__Available data__:
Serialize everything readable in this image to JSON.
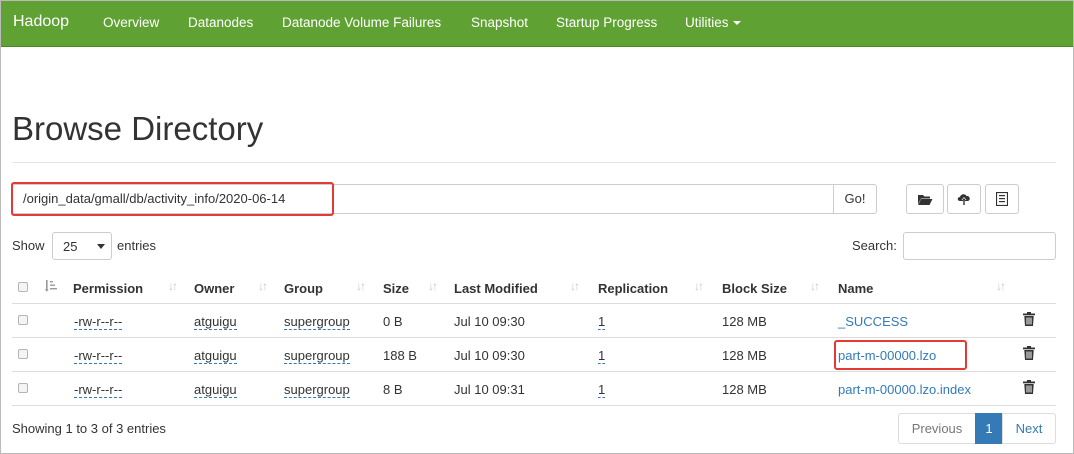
{
  "navbar": {
    "brand": "Hadoop",
    "items": [
      "Overview",
      "Datanodes",
      "Datanode Volume Failures",
      "Snapshot",
      "Startup Progress",
      "Utilities"
    ]
  },
  "page_title": "Browse Directory",
  "path_bar": {
    "value": "/origin_data/gmall/db/activity_info/2020-06-14",
    "go_label": "Go!",
    "icons": [
      "folder-icon",
      "upload-icon",
      "list-icon"
    ]
  },
  "entries": {
    "show_label": "Show",
    "selected": "25",
    "suffix": "entries"
  },
  "search": {
    "label": "Search:",
    "value": ""
  },
  "table": {
    "columns": [
      "Permission",
      "Owner",
      "Group",
      "Size",
      "Last Modified",
      "Replication",
      "Block Size",
      "Name"
    ],
    "rows": [
      {
        "permission": "-rw-r--r--",
        "owner": "atguigu",
        "group": "supergroup",
        "size": "0 B",
        "modified": "Jul 10 09:30",
        "replication": "1",
        "block_size": "128 MB",
        "name": "_SUCCESS"
      },
      {
        "permission": "-rw-r--r--",
        "owner": "atguigu",
        "group": "supergroup",
        "size": "188 B",
        "modified": "Jul 10 09:30",
        "replication": "1",
        "block_size": "128 MB",
        "name": "part-m-00000.lzo"
      },
      {
        "permission": "-rw-r--r--",
        "owner": "atguigu",
        "group": "supergroup",
        "size": "8 B",
        "modified": "Jul 10 09:31",
        "replication": "1",
        "block_size": "128 MB",
        "name": "part-m-00000.lzo.index"
      }
    ]
  },
  "footer": {
    "info": "Showing 1 to 3 of 3 entries",
    "previous": "Previous",
    "page": "1",
    "next": "Next"
  },
  "colors": {
    "navbar": "#5fa233",
    "link": "#337ab7",
    "highlight": "#e53935"
  }
}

__Your task__:
Print each line of the material above exactly, with the pictures removed from your copy.

__Written answer__:
Serialize everything readable in this image to JSON.
{
  "navbar": {
    "brand": "Hadoop",
    "items": [
      "Overview",
      "Datanodes",
      "Datanode Volume Failures",
      "Snapshot",
      "Startup Progress",
      "Utilities"
    ]
  },
  "page_title": "Browse Directory",
  "path_bar": {
    "value": "/origin_data/gmall/db/activity_info/2020-06-14",
    "go_label": "Go!",
    "icons": [
      "folder-icon",
      "upload-icon",
      "list-icon"
    ]
  },
  "entries": {
    "show_label": "Show",
    "selected": "25",
    "suffix": "entries"
  },
  "search": {
    "label": "Search:",
    "value": ""
  },
  "table": {
    "columns": [
      "Permission",
      "Owner",
      "Group",
      "Size",
      "Last Modified",
      "Replication",
      "Block Size",
      "Name"
    ],
    "rows": [
      {
        "permission": "-rw-r--r--",
        "owner": "atguigu",
        "group": "supergroup",
        "size": "0 B",
        "modified": "Jul 10 09:30",
        "replication": "1",
        "block_size": "128 MB",
        "name": "_SUCCESS"
      },
      {
        "permission": "-rw-r--r--",
        "owner": "atguigu",
        "group": "supergroup",
        "size": "188 B",
        "modified": "Jul 10 09:30",
        "replication": "1",
        "block_size": "128 MB",
        "name": "part-m-00000.lzo"
      },
      {
        "permission": "-rw-r--r--",
        "owner": "atguigu",
        "group": "supergroup",
        "size": "8 B",
        "modified": "Jul 10 09:31",
        "replication": "1",
        "block_size": "128 MB",
        "name": "part-m-00000.lzo.index"
      }
    ]
  },
  "footer": {
    "info": "Showing 1 to 3 of 3 entries",
    "previous": "Previous",
    "page": "1",
    "next": "Next"
  },
  "colors": {
    "navbar": "#5fa233",
    "link": "#337ab7",
    "highlight": "#e53935"
  }
}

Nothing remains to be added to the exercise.